- Task
Return every record exactly as written.

— START Records shown —

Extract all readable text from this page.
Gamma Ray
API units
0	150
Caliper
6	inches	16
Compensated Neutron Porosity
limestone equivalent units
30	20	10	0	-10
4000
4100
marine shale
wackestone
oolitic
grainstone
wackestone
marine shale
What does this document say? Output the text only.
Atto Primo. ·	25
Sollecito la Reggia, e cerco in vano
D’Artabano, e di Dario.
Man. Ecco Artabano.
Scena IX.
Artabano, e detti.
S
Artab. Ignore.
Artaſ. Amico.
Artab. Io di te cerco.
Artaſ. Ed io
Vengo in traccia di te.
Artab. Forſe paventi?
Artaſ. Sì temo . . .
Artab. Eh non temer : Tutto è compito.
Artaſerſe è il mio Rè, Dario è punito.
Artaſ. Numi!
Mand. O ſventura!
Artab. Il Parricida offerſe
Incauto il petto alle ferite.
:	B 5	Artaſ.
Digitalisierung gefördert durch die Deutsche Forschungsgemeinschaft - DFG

— END Records shown —

- Response below
Extract all readable text from this page.
Gamma Ray
API units
0	150
Caliper
6	inches	16
Compensated Neutron Porosity
limestone equivalent units
30	20	10	0	-10
4000
4100
marine shale
wackestone
oolitic
grainstone
wackestone
marine shale
What does this document say? Output the text only.
Atto Primo. ·	25
Sollecito la Reggia, e cerco in vano
D’Artabano, e di Dario.
Man. Ecco Artabano.
Scena IX.
Artabano, e detti.
S
Artab. Ignore.
Artaſ. Amico.
Artab. Io di te cerco.
Artaſ. Ed io
Vengo in traccia di te.
Artab. Forſe paventi?
Artaſ. Sì temo . . .
Artab. Eh non temer : Tutto è compito.
Artaſerſe è il mio Rè, Dario è punito.
Artaſ. Numi!
Mand. O ſventura!
Artab. Il Parricida offerſe
Incauto il petto alle ferite.
:	B 5	Artaſ.
Digitalisierung gefördert durch die Deutsche Forschungsgemeinschaft - DFG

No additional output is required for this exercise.